• [YOUR GOAL]: Look for the string "this" and copy every line that has it.

• [DATA LINES]:
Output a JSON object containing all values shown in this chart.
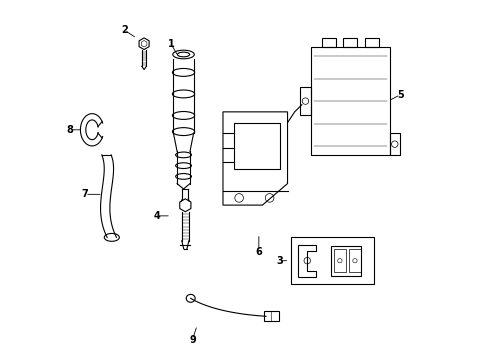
{
  "background_color": "#ffffff",
  "line_color": "#000000",
  "label_color": "#000000",
  "fig_width": 4.89,
  "fig_height": 3.6,
  "dpi": 100
}
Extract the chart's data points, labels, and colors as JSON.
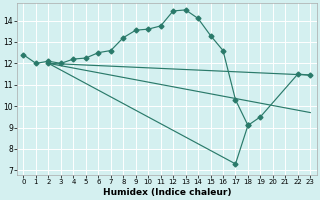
{
  "xlabel": "Humidex (Indice chaleur)",
  "bg_color": "#d4f0f0",
  "grid_color": "#ffffff",
  "line_color": "#2a7a6a",
  "xlim": [
    -0.5,
    23.5
  ],
  "ylim": [
    6.8,
    14.8
  ],
  "yticks": [
    7,
    8,
    9,
    10,
    11,
    12,
    13,
    14
  ],
  "xticks": [
    0,
    1,
    2,
    3,
    4,
    5,
    6,
    7,
    8,
    9,
    10,
    11,
    12,
    13,
    14,
    15,
    16,
    17,
    18,
    19,
    20,
    21,
    22,
    23
  ],
  "line1_x": [
    0,
    1,
    2,
    3,
    4,
    5,
    6,
    7,
    8,
    9,
    10,
    11,
    12,
    13,
    14,
    15,
    16,
    17,
    18
  ],
  "line1_y": [
    12.4,
    12.0,
    12.1,
    12.0,
    12.2,
    12.25,
    12.5,
    12.6,
    13.2,
    13.55,
    13.6,
    13.75,
    14.45,
    14.5,
    14.1,
    13.3,
    12.6,
    10.3,
    9.1
  ],
  "line2_x": [
    2,
    17,
    18,
    19,
    22,
    23
  ],
  "line2_y": [
    12.0,
    7.3,
    9.1,
    9.5,
    11.5,
    11.45
  ],
  "line3_x": [
    2,
    23
  ],
  "line3_y": [
    12.0,
    11.45
  ],
  "line4_x": [
    2,
    23
  ],
  "line4_y": [
    12.0,
    9.7
  ],
  "marker": "D",
  "markersize": 2.5
}
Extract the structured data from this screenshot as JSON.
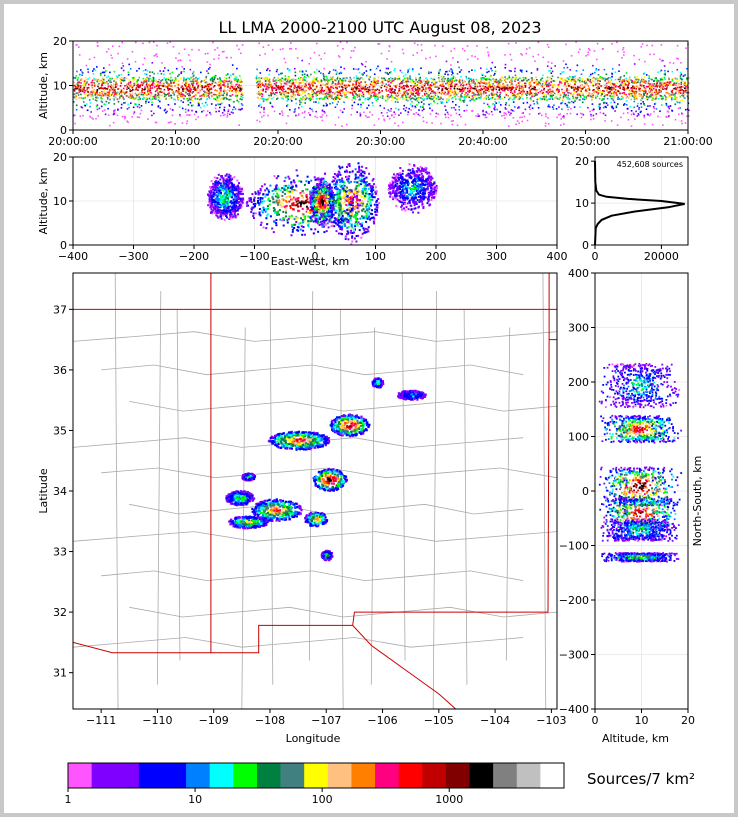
{
  "title": "LL LMA 2000-2100 UTC August 08, 2023",
  "colors": {
    "colorbar": [
      "#ff55ff",
      "#8000ff",
      "#8000ff",
      "#0000ff",
      "#0000ff",
      "#0080ff",
      "#00ffff",
      "#00ff00",
      "#008040",
      "#408080",
      "#ffff00",
      "#ffc080",
      "#ff8000",
      "#ff0080",
      "#ff0000",
      "#c00000",
      "#800000",
      "#000000",
      "#808080",
      "#c0c0c0",
      "#ffffff"
    ],
    "state_border": "#cc0000",
    "county_lines": "#aaaaaa"
  },
  "chart_data": [
    {
      "id": "time-height",
      "type": "heatmap",
      "ylabel": "Altitude, km",
      "xlabel": "",
      "yticks": [
        "0",
        "10",
        "20"
      ],
      "xticks": [
        "20:00:00",
        "20:10:00",
        "20:20:00",
        "20:30:00",
        "20:40:00",
        "20:50:00",
        "21:00:00"
      ],
      "ylim": [
        0,
        20
      ],
      "xlim_minutes": [
        0,
        60
      ],
      "data_gap_minutes": [
        16.5,
        17.8
      ],
      "core_altitude_km": [
        7,
        12
      ]
    },
    {
      "id": "east-west-altitude",
      "type": "heatmap",
      "ylabel": "Altitude, km",
      "xlabel": "East-West, km",
      "xticks": [
        "−400",
        "−300",
        "−200",
        "−100",
        "0",
        "100",
        "200",
        "300",
        "400"
      ],
      "yticks": [
        "0",
        "10",
        "20"
      ],
      "xlim": [
        -400,
        400
      ],
      "ylim": [
        0,
        20
      ]
    },
    {
      "id": "altitude-histogram",
      "type": "line",
      "annotation": "452,608 sources",
      "xticks": [
        "0",
        "20000"
      ],
      "yticks": [
        "0",
        "10",
        "20"
      ],
      "xlim": [
        0,
        28000
      ],
      "ylim": [
        0,
        21
      ],
      "profile": [
        {
          "alt": 0,
          "count": 0
        },
        {
          "alt": 4,
          "count": 200
        },
        {
          "alt": 5,
          "count": 800
        },
        {
          "alt": 6,
          "count": 2000
        },
        {
          "alt": 7,
          "count": 5000
        },
        {
          "alt": 8,
          "count": 12000
        },
        {
          "alt": 9,
          "count": 22000
        },
        {
          "alt": 9.8,
          "count": 27000
        },
        {
          "alt": 10.5,
          "count": 20000
        },
        {
          "alt": 11,
          "count": 10000
        },
        {
          "alt": 11.5,
          "count": 3500
        },
        {
          "alt": 12,
          "count": 1200
        },
        {
          "alt": 13,
          "count": 400
        },
        {
          "alt": 15,
          "count": 100
        },
        {
          "alt": 20,
          "count": 0
        }
      ]
    },
    {
      "id": "plan-view",
      "type": "heatmap",
      "xlabel": "Longitude",
      "ylabel": "Latitude",
      "xticks": [
        "−111",
        "−110",
        "−109",
        "−108",
        "−107",
        "−106",
        "−105",
        "−104",
        "−103"
      ],
      "yticks": [
        "31",
        "32",
        "33",
        "34",
        "35",
        "36",
        "37"
      ],
      "xlim": [
        -111.5,
        -102.9
      ],
      "ylim": [
        30.4,
        37.6
      ],
      "clusters": [
        {
          "lon": -107.5,
          "lat": 34.85,
          "rlon": 0.55,
          "rlat": 0.15,
          "peak": 0.8
        },
        {
          "lon": -106.6,
          "lat": 35.1,
          "rlon": 0.35,
          "rlat": 0.18,
          "peak": 0.9
        },
        {
          "lon": -106.95,
          "lat": 34.2,
          "rlon": 0.3,
          "rlat": 0.18,
          "peak": 1.0
        },
        {
          "lon": -107.9,
          "lat": 33.7,
          "rlon": 0.45,
          "rlat": 0.18,
          "peak": 0.75
        },
        {
          "lon": -107.2,
          "lat": 33.55,
          "rlon": 0.2,
          "rlat": 0.12,
          "peak": 0.7
        },
        {
          "lon": -108.4,
          "lat": 33.5,
          "rlon": 0.35,
          "rlat": 0.1,
          "peak": 0.6
        },
        {
          "lon": -108.55,
          "lat": 33.9,
          "rlon": 0.25,
          "rlat": 0.12,
          "peak": 0.45
        },
        {
          "lon": -106.1,
          "lat": 35.8,
          "rlon": 0.1,
          "rlat": 0.08,
          "peak": 0.4
        },
        {
          "lon": -107.0,
          "lat": 32.95,
          "rlon": 0.1,
          "rlat": 0.08,
          "peak": 0.45
        },
        {
          "lon": -105.5,
          "lat": 35.6,
          "rlon": 0.25,
          "rlat": 0.08,
          "peak": 0.3
        },
        {
          "lon": -108.4,
          "lat": 34.25,
          "rlon": 0.12,
          "rlat": 0.06,
          "peak": 0.4
        }
      ]
    },
    {
      "id": "altitude-north-south",
      "type": "heatmap",
      "xlabel": "Altitude, km",
      "ylabel": "North-South, km",
      "xticks": [
        "0",
        "10",
        "20"
      ],
      "yticks": [
        "−400",
        "−300",
        "−200",
        "−100",
        "0",
        "100",
        "200",
        "300",
        "400"
      ],
      "xlim": [
        0,
        20
      ],
      "ylim": [
        -400,
        400
      ]
    },
    {
      "id": "colorbar",
      "type": "table",
      "label": "Sources/7 km²",
      "ticks": [
        "1",
        "10",
        "100",
        "1000"
      ],
      "tick_values": [
        1,
        10,
        100,
        1000
      ],
      "range": [
        1,
        8000
      ]
    }
  ]
}
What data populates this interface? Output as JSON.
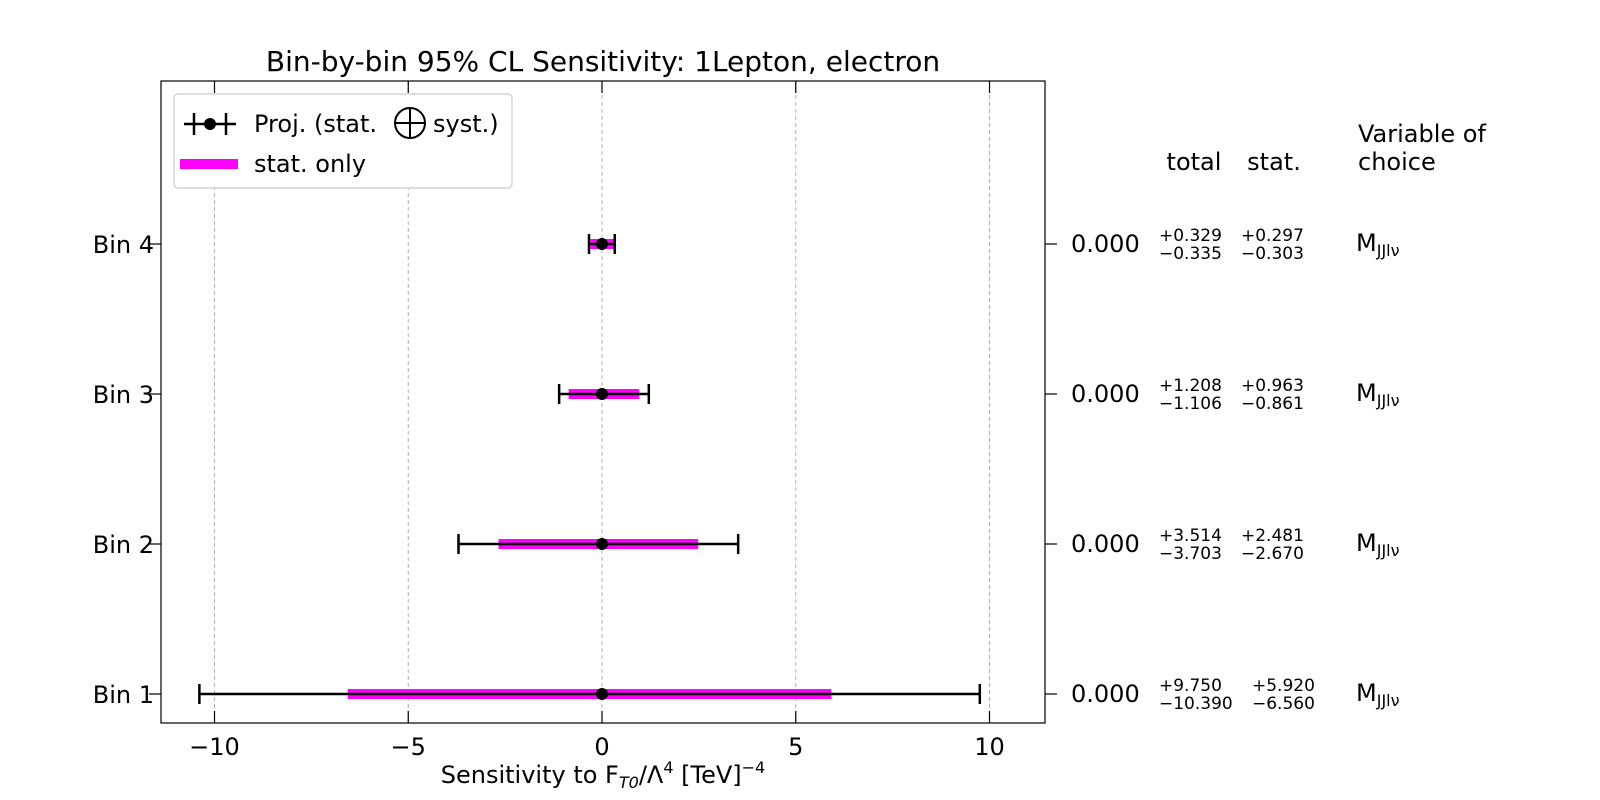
{
  "chart_data": {
    "type": "errorbar",
    "title": "Bin-by-bin 95% CL Sensitivity: 1Lepton, electron",
    "xlabel": {
      "prefix": "Sensitivity to F",
      "sub": "T0",
      "mid": "/Λ",
      "sup1": "4",
      "unit": " [TeV]",
      "sup2": "−4"
    },
    "xlim": [
      -10.2,
      10.2
    ],
    "xticks": [
      -10,
      -5,
      0,
      5,
      10
    ],
    "xtick_labels": [
      "−10",
      "−5",
      "0",
      "5",
      "10"
    ],
    "grid_x": true,
    "legend": {
      "placement": "top-left",
      "entries": [
        {
          "pre": "Proj. (stat.",
          "post": "syst.)"
        },
        {
          "label": "stat. only"
        }
      ]
    },
    "colors": {
      "total": "#000000",
      "stat": "#ff00ff",
      "point": "#000000",
      "grid": "#b0b0b0"
    },
    "column_headers": {
      "total": "total",
      "stat": "stat.",
      "variable": [
        "Variable of",
        "choice"
      ]
    },
    "bins": [
      {
        "label": "Bin 4",
        "central": 0.0,
        "central_text": "0.000",
        "total_up": 0.329,
        "total_down": -0.335,
        "stat_up": 0.297,
        "stat_down": -0.303,
        "total_up_text": "+0.329",
        "total_down_text": "−0.335",
        "stat_up_text": "+0.297",
        "stat_down_text": "−0.303",
        "variable": "M",
        "variable_sub": "JJlν"
      },
      {
        "label": "Bin 3",
        "central": 0.0,
        "central_text": "0.000",
        "total_up": 1.208,
        "total_down": -1.106,
        "stat_up": 0.963,
        "stat_down": -0.861,
        "total_up_text": "+1.208",
        "total_down_text": "−1.106",
        "stat_up_text": "+0.963",
        "stat_down_text": "−0.861",
        "variable": "M",
        "variable_sub": "JJlν"
      },
      {
        "label": "Bin 2",
        "central": 0.0,
        "central_text": "0.000",
        "total_up": 3.514,
        "total_down": -3.703,
        "stat_up": 2.481,
        "stat_down": -2.67,
        "total_up_text": "+3.514",
        "total_down_text": "−3.703",
        "stat_up_text": "+2.481",
        "stat_down_text": "−2.670",
        "variable": "M",
        "variable_sub": "JJlν"
      },
      {
        "label": "Bin 1",
        "central": 0.0,
        "central_text": "0.000",
        "total_up": 9.75,
        "total_down": -10.39,
        "stat_up": 5.92,
        "stat_down": -6.56,
        "total_up_text": "+9.750",
        "total_down_text": "−10.390",
        "stat_up_text": "+5.920",
        "stat_down_text": "−6.560",
        "variable": "M",
        "variable_sub": "JJlν"
      }
    ]
  }
}
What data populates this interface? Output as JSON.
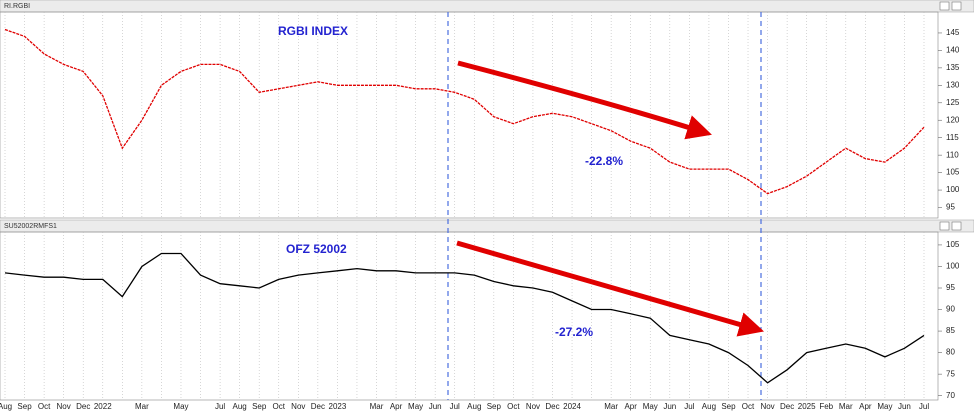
{
  "chart_data": [
    {
      "type": "line",
      "title": "RI.RGBI",
      "color": "#e00000",
      "values": [
        146,
        144,
        139,
        136,
        134,
        127,
        112,
        120,
        130,
        134,
        136,
        136,
        134,
        128,
        129,
        130,
        131,
        130,
        130,
        130,
        130,
        129,
        129,
        128,
        126,
        121,
        119,
        121,
        122,
        121,
        119,
        117,
        114,
        112,
        108,
        106,
        106,
        106,
        103,
        99,
        101,
        104,
        108,
        112,
        109,
        108,
        112,
        118
      ],
      "ylim": [
        92,
        151
      ],
      "yticks": [
        95,
        100,
        105,
        110,
        115,
        120,
        125,
        130,
        135,
        140,
        145
      ],
      "annotations": [
        "RGBI INDEX",
        "-22.8%"
      ]
    },
    {
      "type": "line",
      "title": "SU52002RMFS1",
      "color": "#000000",
      "categories": [
        "Aug",
        "Sep",
        "Oct",
        "Nov",
        "Dec",
        "2022",
        null,
        "Mar",
        null,
        "May",
        null,
        "Jul",
        "Aug",
        "Sep",
        "Oct",
        "Nov",
        "Dec",
        "2023",
        null,
        "Mar",
        "Apr",
        "May",
        "Jun",
        "Jul",
        "Aug",
        "Sep",
        "Oct",
        "Nov",
        "Dec",
        "2024",
        null,
        "Mar",
        "Apr",
        "May",
        "Jun",
        "Jul",
        "Aug",
        "Sep",
        "Oct",
        "Nov",
        "Dec",
        "2025",
        "Feb",
        "Mar",
        "Apr",
        "May",
        "Jun",
        "Jul"
      ],
      "values": [
        98.5,
        98,
        97.5,
        97.5,
        97,
        97,
        93,
        100,
        103,
        103,
        98,
        96,
        95.5,
        95,
        97,
        98,
        98.5,
        99,
        99.5,
        99,
        99,
        98.5,
        98.5,
        98.5,
        98,
        96.5,
        95.5,
        95,
        94,
        92,
        90,
        90,
        89,
        88,
        84,
        83,
        82,
        80,
        77,
        73,
        76,
        80,
        81,
        82,
        81,
        79,
        81,
        84
      ],
      "ylim": [
        69,
        108
      ],
      "yticks": [
        70,
        75,
        80,
        85,
        90,
        95,
        100,
        105
      ],
      "annotations": [
        "OFZ 52002",
        "-27.2%"
      ]
    }
  ]
}
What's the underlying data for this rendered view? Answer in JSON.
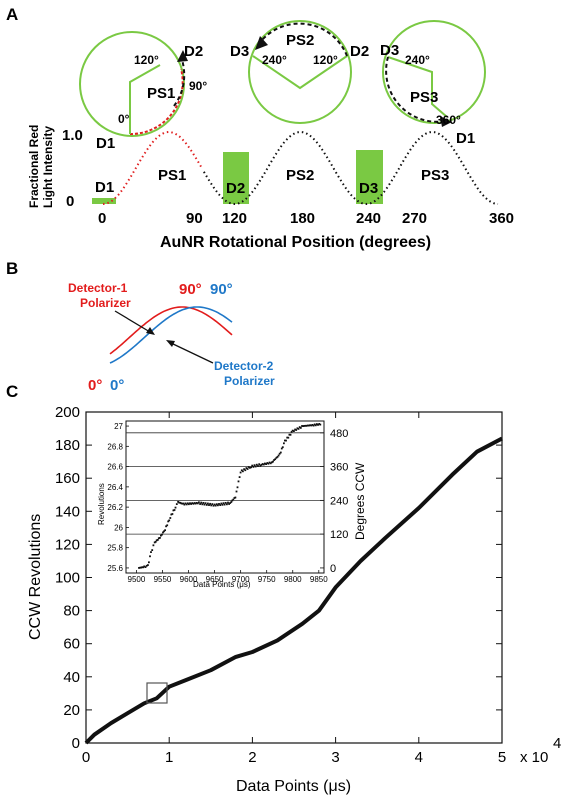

• [SOLUTION]:
Output a JSON object containing all values shown in this chart.
Extract the structured data from this screenshot as JSON.
What data populates this interface? Output as JSON.
What data populates this interface? Output as JSON.
What's the underlying data for this rendered view? Answer in JSON.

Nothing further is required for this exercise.